TASK GOAL
Leave out any pictures and transcribe all other data below exactly.

EXERCISE MATERIALS
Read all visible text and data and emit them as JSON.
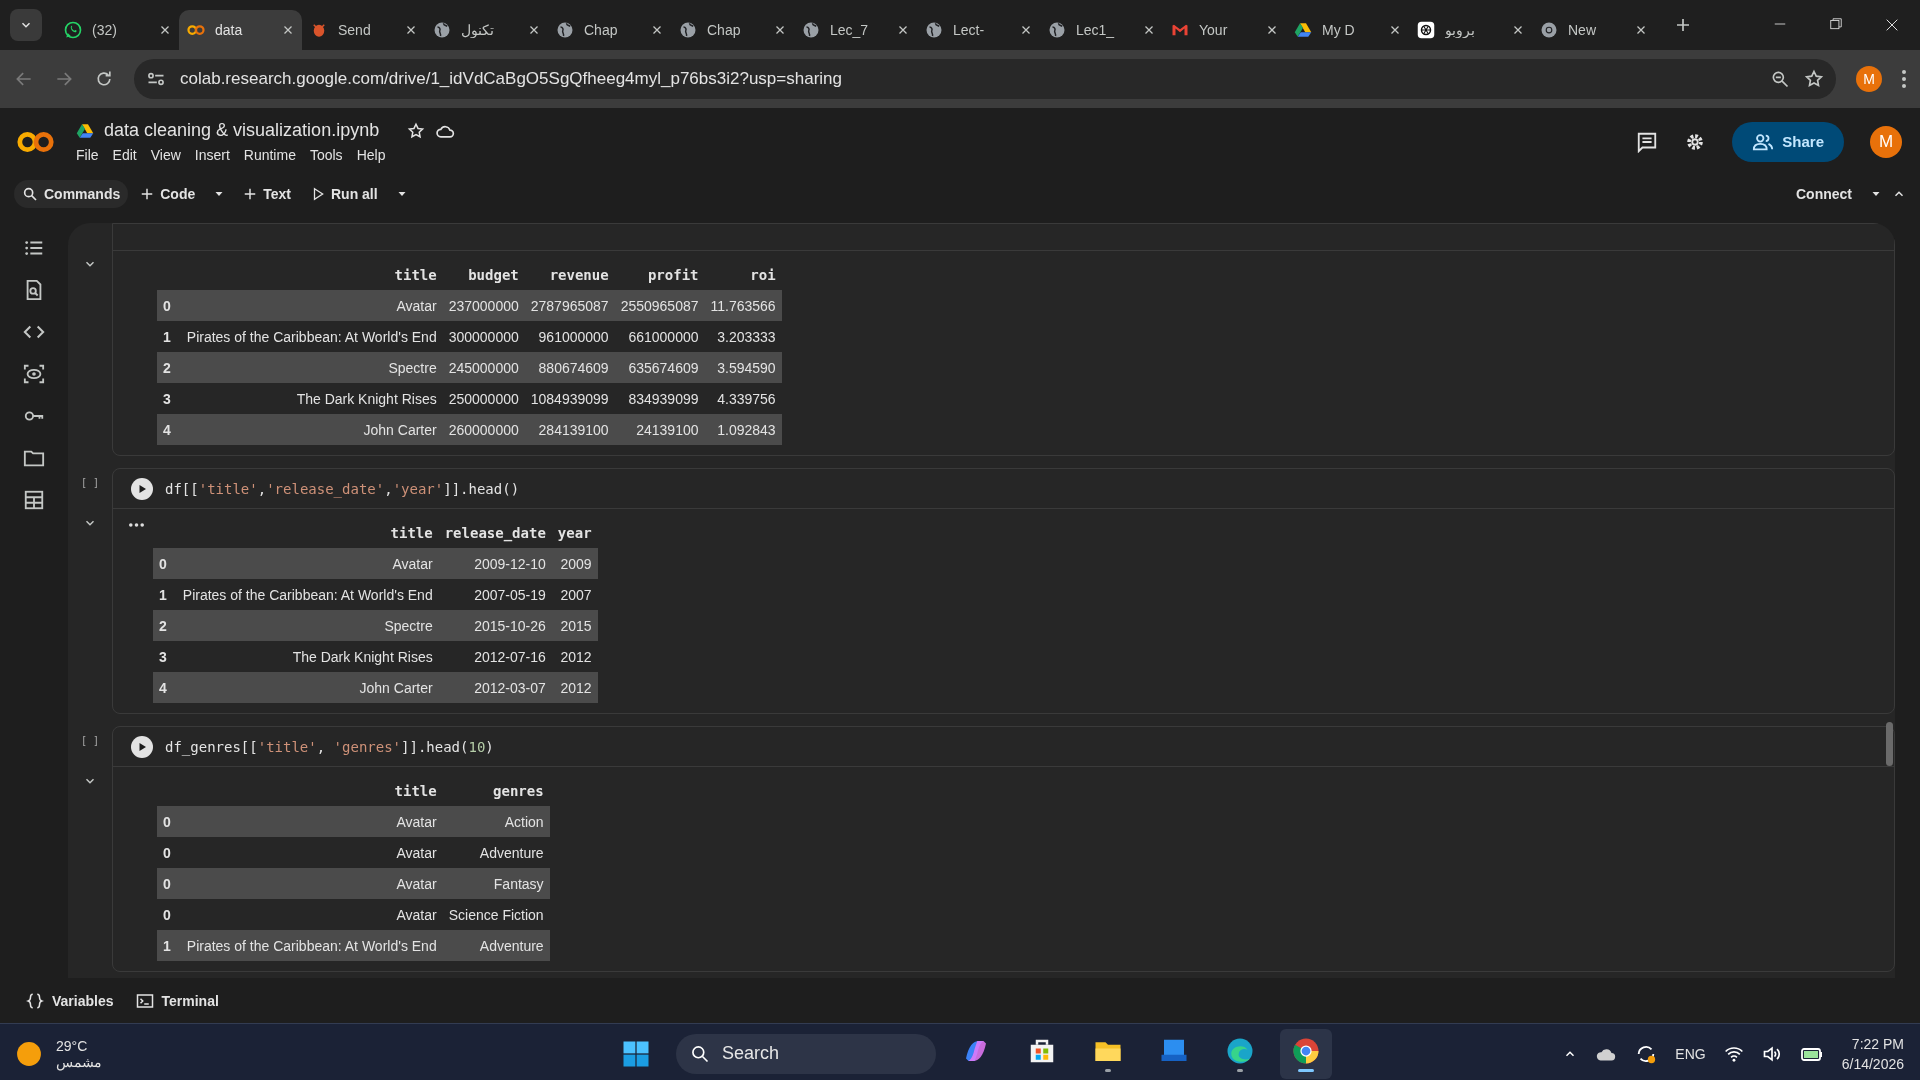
{
  "browser": {
    "tabs": [
      {
        "kind": "whatsapp",
        "title": "(32)",
        "selected": false
      },
      {
        "kind": "colab",
        "title": "data",
        "selected": true
      },
      {
        "kind": "bug",
        "title": "Send",
        "selected": false
      },
      {
        "kind": "globe",
        "title": "تكنول",
        "selected": false
      },
      {
        "kind": "globe",
        "title": "Chap",
        "selected": false
      },
      {
        "kind": "globe",
        "title": "Chap",
        "selected": false
      },
      {
        "kind": "globe",
        "title": "Lec_7",
        "selected": false
      },
      {
        "kind": "globe",
        "title": "Lect-",
        "selected": false
      },
      {
        "kind": "globe",
        "title": "Lec1_",
        "selected": false
      },
      {
        "kind": "gmail",
        "title": "Your",
        "selected": false
      },
      {
        "kind": "drive",
        "title": "My D",
        "selected": false
      },
      {
        "kind": "openai",
        "title": "بروبو",
        "selected": false
      },
      {
        "kind": "chrome",
        "title": "New",
        "selected": false
      }
    ],
    "url": "colab.research.google.com/drive/1_idVdCaBgO5SgQfheeg4myl_p76bs3i2?usp=sharing",
    "profile": "M"
  },
  "notebook": {
    "title": "data cleaning & visualization.ipynb",
    "menu": [
      "File",
      "Edit",
      "View",
      "Insert",
      "Runtime",
      "Tools",
      "Help"
    ],
    "toolbar": [
      {
        "kind": "search",
        "label": "Commands"
      },
      {
        "kind": "plus",
        "label": "Code"
      },
      {
        "kind": "caret"
      },
      {
        "kind": "plus",
        "label": "Text"
      },
      {
        "kind": "play",
        "label": "Run all"
      },
      {
        "kind": "caret"
      }
    ],
    "share": "Share",
    "avatar": "M",
    "connect": "Connect"
  },
  "cells": [
    {
      "output_menu": false,
      "table": {
        "columns": [
          "title",
          "budget",
          "revenue",
          "profit",
          "roi"
        ],
        "rows": [
          {
            "index": "0",
            "cells": [
              "Avatar",
              "237000000",
              "2787965087",
              "2550965087",
              "11.763566"
            ]
          },
          {
            "index": "1",
            "cells": [
              "Pirates of the Caribbean: At World's End",
              "300000000",
              "961000000",
              "661000000",
              "3.203333"
            ]
          },
          {
            "index": "2",
            "cells": [
              "Spectre",
              "245000000",
              "880674609",
              "635674609",
              "3.594590"
            ]
          },
          {
            "index": "3",
            "cells": [
              "The Dark Knight Rises",
              "250000000",
              "1084939099",
              "834939099",
              "4.339756"
            ]
          },
          {
            "index": "4",
            "cells": [
              "John Carter",
              "260000000",
              "284139100",
              "24139100",
              "1.092843"
            ]
          }
        ]
      }
    },
    {
      "bracket": "[ ]",
      "code": "df[['title','release_date','year']].head()",
      "output_menu": true,
      "table": {
        "columns": [
          "title",
          "release_date",
          "year"
        ],
        "rows": [
          {
            "index": "0",
            "cells": [
              "Avatar",
              "2009-12-10",
              "2009"
            ]
          },
          {
            "index": "1",
            "cells": [
              "Pirates of the Caribbean: At World's End",
              "2007-05-19",
              "2007"
            ]
          },
          {
            "index": "2",
            "cells": [
              "Spectre",
              "2015-10-26",
              "2015"
            ]
          },
          {
            "index": "3",
            "cells": [
              "The Dark Knight Rises",
              "2012-07-16",
              "2012"
            ]
          },
          {
            "index": "4",
            "cells": [
              "John Carter",
              "2012-03-07",
              "2012"
            ]
          }
        ]
      }
    },
    {
      "bracket": "[ ]",
      "code": "df_genres[['title', 'genres']].head(10)",
      "output_menu": false,
      "table": {
        "columns": [
          "title",
          "genres"
        ],
        "rows": [
          {
            "index": "0",
            "cells": [
              "Avatar",
              "Action"
            ]
          },
          {
            "index": "0",
            "cells": [
              "Avatar",
              "Adventure"
            ]
          },
          {
            "index": "0",
            "cells": [
              "Avatar",
              "Fantasy"
            ]
          },
          {
            "index": "0",
            "cells": [
              "Avatar",
              "Science Fiction"
            ]
          },
          {
            "index": "1",
            "cells": [
              "Pirates of the Caribbean: At World's End",
              "Adventure"
            ]
          }
        ]
      }
    }
  ],
  "bottom_bar": [
    {
      "kind": "braces",
      "label": "Variables"
    },
    {
      "kind": "terminal",
      "label": "Terminal"
    }
  ],
  "taskbar": {
    "weather": {
      "temperature": "29°C",
      "condition": "مشمس"
    },
    "search": {
      "placeholder": "Search"
    },
    "apps": [
      {
        "kind": "copilot",
        "running": false,
        "selected": false
      },
      {
        "kind": "store",
        "running": false,
        "selected": false
      },
      {
        "kind": "explorer",
        "running": true,
        "selected": false
      },
      {
        "kind": "app",
        "running": false,
        "selected": false
      },
      {
        "kind": "edge",
        "running": true,
        "selected": false
      },
      {
        "kind": "chrome",
        "running": true,
        "selected": true
      }
    ],
    "language": "ENG",
    "time": "7:22 PM",
    "date": "6/14/2026"
  }
}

ANSWER IN FULL
Read all visible text and data and emit them as JSON.
{
  "browser": {
    "tabs": [
      {
        "kind": "whatsapp",
        "title": "(32)",
        "selected": false
      },
      {
        "kind": "colab",
        "title": "data",
        "selected": true
      },
      {
        "kind": "bug",
        "title": "Send",
        "selected": false
      },
      {
        "kind": "globe",
        "title": "تكنول",
        "selected": false
      },
      {
        "kind": "globe",
        "title": "Chap",
        "selected": false
      },
      {
        "kind": "globe",
        "title": "Chap",
        "selected": false
      },
      {
        "kind": "globe",
        "title": "Lec_7",
        "selected": false
      },
      {
        "kind": "globe",
        "title": "Lect-",
        "selected": false
      },
      {
        "kind": "globe",
        "title": "Lec1_",
        "selected": false
      },
      {
        "kind": "gmail",
        "title": "Your",
        "selected": false
      },
      {
        "kind": "drive",
        "title": "My D",
        "selected": false
      },
      {
        "kind": "openai",
        "title": "بروبو",
        "selected": false
      },
      {
        "kind": "chrome",
        "title": "New",
        "selected": false
      }
    ],
    "url": "colab.research.google.com/drive/1_idVdCaBgO5SgQfheeg4myl_p76bs3i2?usp=sharing",
    "profile": "M"
  },
  "notebook": {
    "title": "data cleaning & visualization.ipynb",
    "menu": [
      "File",
      "Edit",
      "View",
      "Insert",
      "Runtime",
      "Tools",
      "Help"
    ],
    "toolbar": [
      {
        "kind": "search",
        "label": "Commands"
      },
      {
        "kind": "plus",
        "label": "Code"
      },
      {
        "kind": "caret"
      },
      {
        "kind": "plus",
        "label": "Text"
      },
      {
        "kind": "play",
        "label": "Run all"
      },
      {
        "kind": "caret"
      }
    ],
    "share": "Share",
    "avatar": "M",
    "connect": "Connect"
  },
  "cells": [
    {
      "output_menu": false,
      "table": {
        "columns": [
          "title",
          "budget",
          "revenue",
          "profit",
          "roi"
        ],
        "rows": [
          {
            "index": "0",
            "cells": [
              "Avatar",
              "237000000",
              "2787965087",
              "2550965087",
              "11.763566"
            ]
          },
          {
            "index": "1",
            "cells": [
              "Pirates of the Caribbean: At World's End",
              "300000000",
              "961000000",
              "661000000",
              "3.203333"
            ]
          },
          {
            "index": "2",
            "cells": [
              "Spectre",
              "245000000",
              "880674609",
              "635674609",
              "3.594590"
            ]
          },
          {
            "index": "3",
            "cells": [
              "The Dark Knight Rises",
              "250000000",
              "1084939099",
              "834939099",
              "4.339756"
            ]
          },
          {
            "index": "4",
            "cells": [
              "John Carter",
              "260000000",
              "284139100",
              "24139100",
              "1.092843"
            ]
          }
        ]
      }
    },
    {
      "bracket": "[ ]",
      "code": "df[['title','release_date','year']].head()",
      "output_menu": true,
      "table": {
        "columns": [
          "title",
          "release_date",
          "year"
        ],
        "rows": [
          {
            "index": "0",
            "cells": [
              "Avatar",
              "2009-12-10",
              "2009"
            ]
          },
          {
            "index": "1",
            "cells": [
              "Pirates of the Caribbean: At World's End",
              "2007-05-19",
              "2007"
            ]
          },
          {
            "index": "2",
            "cells": [
              "Spectre",
              "2015-10-26",
              "2015"
            ]
          },
          {
            "index": "3",
            "cells": [
              "The Dark Knight Rises",
              "2012-07-16",
              "2012"
            ]
          },
          {
            "index": "4",
            "cells": [
              "John Carter",
              "2012-03-07",
              "2012"
            ]
          }
        ]
      }
    },
    {
      "bracket": "[ ]",
      "code": "df_genres[['title', 'genres']].head(10)",
      "output_menu": false,
      "table": {
        "columns": [
          "title",
          "genres"
        ],
        "rows": [
          {
            "index": "0",
            "cells": [
              "Avatar",
              "Action"
            ]
          },
          {
            "index": "0",
            "cells": [
              "Avatar",
              "Adventure"
            ]
          },
          {
            "index": "0",
            "cells": [
              "Avatar",
              "Fantasy"
            ]
          },
          {
            "index": "0",
            "cells": [
              "Avatar",
              "Science Fiction"
            ]
          },
          {
            "index": "1",
            "cells": [
              "Pirates of the Caribbean: At World's End",
              "Adventure"
            ]
          }
        ]
      }
    }
  ],
  "bottom_bar": [
    {
      "kind": "braces",
      "label": "Variables"
    },
    {
      "kind": "terminal",
      "label": "Terminal"
    }
  ],
  "taskbar": {
    "weather": {
      "temperature": "29°C",
      "condition": "مشمس"
    },
    "search": {
      "placeholder": "Search"
    },
    "apps": [
      {
        "kind": "copilot",
        "running": false,
        "selected": false
      },
      {
        "kind": "store",
        "running": false,
        "selected": false
      },
      {
        "kind": "explorer",
        "running": true,
        "selected": false
      },
      {
        "kind": "app",
        "running": false,
        "selected": false
      },
      {
        "kind": "edge",
        "running": true,
        "selected": false
      },
      {
        "kind": "chrome",
        "running": true,
        "selected": true
      }
    ],
    "language": "ENG",
    "time": "7:22 PM",
    "date": "6/14/2026"
  }
}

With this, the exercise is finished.